(Dataset listings of figures)

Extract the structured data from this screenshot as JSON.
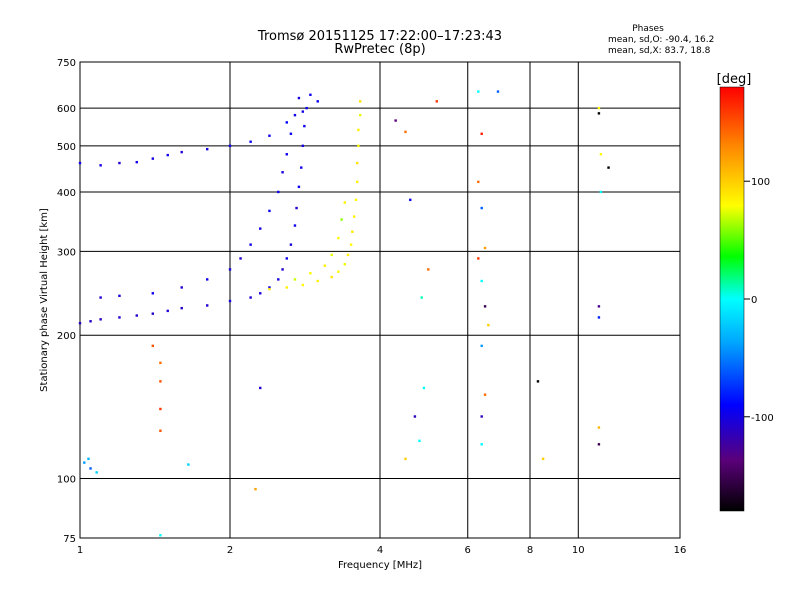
{
  "chart_data": {
    "type": "scatter",
    "title": "Tromsø 20151125 17:22:00–17:23:43",
    "subtitle": "RwPretec (8p)",
    "stats": {
      "heading": "Phases",
      "line1": "mean, sd,O: -90.4, 16.2",
      "line2": "mean, sd,X:  83.7, 18.8"
    },
    "xlabel": "Frequency [MHz]",
    "ylabel": "Stationary phase Virtual Height [km]",
    "x_scale": "log",
    "y_scale": "log",
    "xlim": [
      1,
      16
    ],
    "ylim": [
      75,
      750
    ],
    "x_ticks": [
      1,
      2,
      4,
      6,
      8,
      10,
      16
    ],
    "y_ticks": [
      75,
      100,
      200,
      300,
      400,
      500,
      600,
      750
    ],
    "grid": true,
    "colorbar": {
      "label": "[deg]",
      "range": [
        -180,
        180
      ],
      "ticks": [
        100,
        0,
        -100
      ]
    },
    "series": [
      {
        "description_of_trace": "O-mode F layer (blue)",
        "points": [
          [
            1.0,
            212,
            -120
          ],
          [
            1.05,
            214,
            -115
          ],
          [
            1.1,
            216,
            -118
          ],
          [
            1.2,
            218,
            -110
          ],
          [
            1.3,
            220,
            -112
          ],
          [
            1.4,
            222,
            -115
          ],
          [
            1.5,
            225,
            -108
          ],
          [
            1.6,
            228,
            -112
          ],
          [
            1.8,
            231,
            -110
          ],
          [
            2.0,
            236,
            -105
          ],
          [
            2.2,
            240,
            -110
          ],
          [
            2.3,
            245,
            -108
          ],
          [
            2.4,
            252,
            -100
          ],
          [
            2.5,
            262,
            -105
          ],
          [
            2.55,
            275,
            -110
          ],
          [
            2.6,
            290,
            -100
          ],
          [
            2.65,
            310,
            -105
          ],
          [
            2.7,
            340,
            -100
          ],
          [
            2.72,
            370,
            -110
          ],
          [
            2.75,
            410,
            -95
          ],
          [
            2.78,
            450,
            -100
          ],
          [
            2.8,
            500,
            -105
          ],
          [
            2.82,
            550,
            -100
          ],
          [
            2.85,
            600,
            -95
          ],
          [
            2.9,
            640,
            -100
          ],
          [
            1.1,
            240,
            -110
          ],
          [
            1.2,
            242,
            -105
          ],
          [
            1.4,
            245,
            -100
          ],
          [
            1.6,
            252,
            -110
          ],
          [
            1.8,
            262,
            -100
          ],
          [
            2.0,
            275,
            -105
          ],
          [
            2.1,
            290,
            -110
          ],
          [
            2.2,
            310,
            -100
          ],
          [
            2.3,
            335,
            -105
          ],
          [
            2.4,
            365,
            -95
          ],
          [
            2.5,
            400,
            -100
          ],
          [
            2.55,
            440,
            -105
          ],
          [
            2.6,
            480,
            -100
          ],
          [
            2.65,
            530,
            -95
          ],
          [
            2.7,
            580,
            -100
          ],
          [
            2.75,
            630,
            -105
          ],
          [
            1.0,
            460,
            -100
          ],
          [
            1.1,
            455,
            -105
          ],
          [
            1.2,
            460,
            -110
          ],
          [
            1.3,
            462,
            -100
          ],
          [
            1.4,
            470,
            -105
          ],
          [
            1.5,
            478,
            -100
          ],
          [
            1.6,
            485,
            -110
          ],
          [
            1.8,
            492,
            -105
          ],
          [
            2.0,
            500,
            -100
          ],
          [
            2.2,
            510,
            -95
          ],
          [
            2.4,
            525,
            -100
          ],
          [
            2.6,
            560,
            -90
          ],
          [
            2.8,
            590,
            -100
          ],
          [
            3.0,
            620,
            -95
          ]
        ]
      },
      {
        "description_of_trace": "X-mode F layer (yellow/green)",
        "points": [
          [
            2.4,
            250,
            90
          ],
          [
            2.6,
            252,
            85
          ],
          [
            2.8,
            255,
            80
          ],
          [
            3.0,
            260,
            85
          ],
          [
            3.2,
            265,
            90
          ],
          [
            3.3,
            272,
            80
          ],
          [
            3.4,
            282,
            75
          ],
          [
            3.45,
            295,
            85
          ],
          [
            3.5,
            310,
            80
          ],
          [
            3.52,
            330,
            90
          ],
          [
            3.55,
            355,
            85
          ],
          [
            3.58,
            385,
            80
          ],
          [
            3.6,
            420,
            85
          ],
          [
            3.6,
            460,
            90
          ],
          [
            3.62,
            500,
            80
          ],
          [
            3.62,
            540,
            85
          ],
          [
            3.65,
            580,
            75
          ],
          [
            3.65,
            620,
            90
          ],
          [
            2.7,
            262,
            70
          ],
          [
            2.9,
            270,
            80
          ],
          [
            3.1,
            280,
            85
          ],
          [
            3.2,
            295,
            75
          ],
          [
            3.3,
            320,
            80
          ],
          [
            3.35,
            350,
            60
          ],
          [
            3.4,
            380,
            85
          ]
        ]
      },
      {
        "description_of_trace": "Scattered echoes",
        "points": [
          [
            1.05,
            105,
            -60
          ],
          [
            1.02,
            108,
            -40
          ],
          [
            1.04,
            110,
            -30
          ],
          [
            1.08,
            103,
            -20
          ],
          [
            1.4,
            190,
            150
          ],
          [
            1.45,
            175,
            140
          ],
          [
            1.45,
            160,
            150
          ],
          [
            1.45,
            140,
            160
          ],
          [
            1.45,
            126,
            150
          ],
          [
            2.3,
            155,
            -110
          ],
          [
            2.25,
            95,
            120
          ],
          [
            1.65,
            107,
            -20
          ],
          [
            1.45,
            76,
            0
          ],
          [
            4.3,
            565,
            -150
          ],
          [
            4.5,
            535,
            140
          ],
          [
            5.2,
            620,
            160
          ],
          [
            4.6,
            385,
            -100
          ],
          [
            5.0,
            275,
            140
          ],
          [
            4.85,
            240,
            10
          ],
          [
            4.9,
            155,
            0
          ],
          [
            4.7,
            135,
            -120
          ],
          [
            4.5,
            110,
            100
          ],
          [
            4.8,
            120,
            0
          ],
          [
            6.3,
            650,
            0
          ],
          [
            6.4,
            530,
            170
          ],
          [
            6.3,
            420,
            140
          ],
          [
            6.4,
            370,
            -60
          ],
          [
            6.5,
            305,
            120
          ],
          [
            6.3,
            290,
            160
          ],
          [
            6.4,
            260,
            0
          ],
          [
            6.5,
            230,
            -160
          ],
          [
            6.6,
            210,
            100
          ],
          [
            6.4,
            190,
            -40
          ],
          [
            6.5,
            150,
            140
          ],
          [
            6.4,
            135,
            -120
          ],
          [
            6.4,
            118,
            0
          ],
          [
            6.9,
            650,
            -60
          ],
          [
            8.3,
            160,
            -180
          ],
          [
            8.5,
            110,
            100
          ],
          [
            11.0,
            600,
            80
          ],
          [
            11.0,
            585,
            -180
          ],
          [
            11.5,
            450,
            -180
          ],
          [
            11.1,
            400,
            0
          ],
          [
            11.0,
            230,
            -140
          ],
          [
            11.0,
            218,
            -80
          ],
          [
            11.0,
            128,
            110
          ],
          [
            11.0,
            118,
            -160
          ],
          [
            11.1,
            480,
            80
          ]
        ]
      }
    ]
  }
}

_WORK TO DO_
From the data above, copy each line that has the string "mean".

_OUTPUT_
      "line1": "mean, sd,O: -90.4, 16.2",
      "line2": "mean, sd,X:  83.7, 18.8"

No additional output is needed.